> [TASK INSTRUCTIONS] In the article on the pipeline project below, what is the refined estimate of the pipeline's total length?

> [READING PASSAGE]
════════════════════

Once a pilot hole is drilled it is reamed out until it is significantly larger than the main pipe; in the case of this project the final hole would be about 5 feet in diameter.

The preliminary determination TransCanada has made is that for this project the shortest HDD would be about 2,100 feet long and because of limitations on the force used to pull the main pipe through, the maximum length possible would be about 5,900 feet.

There are other factors influencing use of HDD at a particular crossing, the report said, but because of the limitations TransCanada estimates “there will be a limited number of HDDs” on the pipeline project.

The June report noted that the original length of the pipeline as estimated in TransCanada’s AGIA application was approximately 750 miles in Alaska and approximately 965 miles in the Yukon and British Columbia, a total of 1715 miles.

TransCanada has refined the route and used more detailed route maps and estimated lengths are now 734 miles in Alaska and 966 in Canada, a total of 1,700 miles.

“This total length may experience additional changes as the project’s route is more accurately defined,” the report said.

Prudhoe Bay questions

The May report said TransCanada had met with Prudhoe Bay unit owners, including ConocoPhillips, BP, Chevron and ExxonMobil. TransCanada had sent the owners a 10-page list of questions. “The purpose of the meeting was to establish contact, discuss confidentiality issues, to elaborate on the technical questions and to discuss the scope and timing of a requested site visit.”

The unit owners agreed to discuss TransCanada’s requests and provide a response on how best to move forward.

════════════════════

> [PROVIDED RECORDS]
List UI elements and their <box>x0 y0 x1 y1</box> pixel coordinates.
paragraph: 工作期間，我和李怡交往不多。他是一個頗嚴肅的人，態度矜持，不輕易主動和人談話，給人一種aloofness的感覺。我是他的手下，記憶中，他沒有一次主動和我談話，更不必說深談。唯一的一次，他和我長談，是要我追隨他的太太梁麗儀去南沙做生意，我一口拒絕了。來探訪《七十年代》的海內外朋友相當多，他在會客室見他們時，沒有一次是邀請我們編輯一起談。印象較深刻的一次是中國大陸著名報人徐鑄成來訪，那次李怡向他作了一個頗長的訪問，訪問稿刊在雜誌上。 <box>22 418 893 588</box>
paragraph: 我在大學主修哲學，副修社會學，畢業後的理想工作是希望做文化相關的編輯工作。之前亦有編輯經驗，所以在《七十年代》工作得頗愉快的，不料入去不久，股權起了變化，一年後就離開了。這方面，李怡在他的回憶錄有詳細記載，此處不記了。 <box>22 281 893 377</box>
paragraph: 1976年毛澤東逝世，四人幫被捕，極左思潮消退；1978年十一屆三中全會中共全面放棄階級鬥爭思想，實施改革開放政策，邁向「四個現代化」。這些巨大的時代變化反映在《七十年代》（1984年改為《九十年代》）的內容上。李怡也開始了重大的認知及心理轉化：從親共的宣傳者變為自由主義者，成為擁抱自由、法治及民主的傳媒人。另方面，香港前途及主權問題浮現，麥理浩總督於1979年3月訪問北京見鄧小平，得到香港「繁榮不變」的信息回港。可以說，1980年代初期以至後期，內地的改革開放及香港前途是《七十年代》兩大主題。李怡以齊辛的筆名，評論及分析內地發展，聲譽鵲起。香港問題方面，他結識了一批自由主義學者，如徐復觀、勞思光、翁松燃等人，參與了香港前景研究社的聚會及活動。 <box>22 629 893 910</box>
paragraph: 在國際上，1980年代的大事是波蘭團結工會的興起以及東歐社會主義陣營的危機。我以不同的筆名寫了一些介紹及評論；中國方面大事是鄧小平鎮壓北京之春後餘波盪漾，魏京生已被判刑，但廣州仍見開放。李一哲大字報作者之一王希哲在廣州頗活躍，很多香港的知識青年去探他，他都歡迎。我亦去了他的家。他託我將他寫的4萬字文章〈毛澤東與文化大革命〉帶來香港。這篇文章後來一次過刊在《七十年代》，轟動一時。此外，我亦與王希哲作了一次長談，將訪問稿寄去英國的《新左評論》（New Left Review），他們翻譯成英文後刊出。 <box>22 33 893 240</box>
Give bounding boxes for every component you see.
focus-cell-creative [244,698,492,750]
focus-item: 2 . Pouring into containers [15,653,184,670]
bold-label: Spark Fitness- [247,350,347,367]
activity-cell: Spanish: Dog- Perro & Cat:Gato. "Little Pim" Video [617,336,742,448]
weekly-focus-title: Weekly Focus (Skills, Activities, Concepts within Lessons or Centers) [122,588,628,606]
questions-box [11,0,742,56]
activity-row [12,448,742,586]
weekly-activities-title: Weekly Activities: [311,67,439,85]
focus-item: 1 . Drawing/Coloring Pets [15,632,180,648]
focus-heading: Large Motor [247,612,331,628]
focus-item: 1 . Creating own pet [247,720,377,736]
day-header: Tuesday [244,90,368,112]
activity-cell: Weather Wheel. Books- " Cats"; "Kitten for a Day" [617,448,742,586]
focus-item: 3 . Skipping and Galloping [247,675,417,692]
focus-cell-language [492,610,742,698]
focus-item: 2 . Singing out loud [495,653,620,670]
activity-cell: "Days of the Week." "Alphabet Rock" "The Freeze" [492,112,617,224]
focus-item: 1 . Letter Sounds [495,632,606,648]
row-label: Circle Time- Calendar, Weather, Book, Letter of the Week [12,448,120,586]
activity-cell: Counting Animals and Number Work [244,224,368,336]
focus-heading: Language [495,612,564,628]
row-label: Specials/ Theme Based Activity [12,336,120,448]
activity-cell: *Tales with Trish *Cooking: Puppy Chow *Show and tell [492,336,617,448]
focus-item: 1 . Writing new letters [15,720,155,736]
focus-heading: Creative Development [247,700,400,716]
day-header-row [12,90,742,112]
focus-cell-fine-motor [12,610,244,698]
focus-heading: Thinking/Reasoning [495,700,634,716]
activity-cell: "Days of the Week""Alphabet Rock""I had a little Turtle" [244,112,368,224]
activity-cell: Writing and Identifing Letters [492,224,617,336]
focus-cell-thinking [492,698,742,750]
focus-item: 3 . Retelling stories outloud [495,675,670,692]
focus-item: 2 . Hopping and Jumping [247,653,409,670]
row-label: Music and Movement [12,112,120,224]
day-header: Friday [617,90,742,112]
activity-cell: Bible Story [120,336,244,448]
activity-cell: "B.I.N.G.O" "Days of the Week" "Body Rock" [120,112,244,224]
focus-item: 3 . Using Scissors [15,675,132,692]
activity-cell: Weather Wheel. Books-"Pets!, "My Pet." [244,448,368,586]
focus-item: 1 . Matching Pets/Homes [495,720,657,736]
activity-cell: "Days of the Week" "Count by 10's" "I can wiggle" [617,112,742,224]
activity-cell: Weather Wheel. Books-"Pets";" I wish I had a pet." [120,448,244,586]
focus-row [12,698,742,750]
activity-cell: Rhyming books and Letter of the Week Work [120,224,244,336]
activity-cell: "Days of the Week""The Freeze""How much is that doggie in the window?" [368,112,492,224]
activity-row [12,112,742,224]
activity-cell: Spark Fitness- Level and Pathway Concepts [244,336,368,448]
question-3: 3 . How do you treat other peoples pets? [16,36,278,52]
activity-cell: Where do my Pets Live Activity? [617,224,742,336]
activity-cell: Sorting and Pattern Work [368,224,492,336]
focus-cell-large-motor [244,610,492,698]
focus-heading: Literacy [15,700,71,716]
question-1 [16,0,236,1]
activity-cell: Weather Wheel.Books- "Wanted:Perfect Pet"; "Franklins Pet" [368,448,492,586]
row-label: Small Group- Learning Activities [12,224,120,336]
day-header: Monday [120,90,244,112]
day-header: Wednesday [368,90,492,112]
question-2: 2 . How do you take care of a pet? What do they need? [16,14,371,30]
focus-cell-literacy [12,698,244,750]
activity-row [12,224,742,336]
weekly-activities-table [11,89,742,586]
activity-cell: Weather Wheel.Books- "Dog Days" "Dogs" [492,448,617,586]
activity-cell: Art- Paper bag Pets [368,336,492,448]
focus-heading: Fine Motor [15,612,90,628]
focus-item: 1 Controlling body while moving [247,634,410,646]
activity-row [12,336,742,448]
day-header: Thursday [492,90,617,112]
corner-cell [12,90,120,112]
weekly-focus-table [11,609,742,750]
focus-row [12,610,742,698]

════════════════════

> [RESULT OF THIS EXERCISE] About 1,700 miles: 734 in Alaska and 966 in Canada.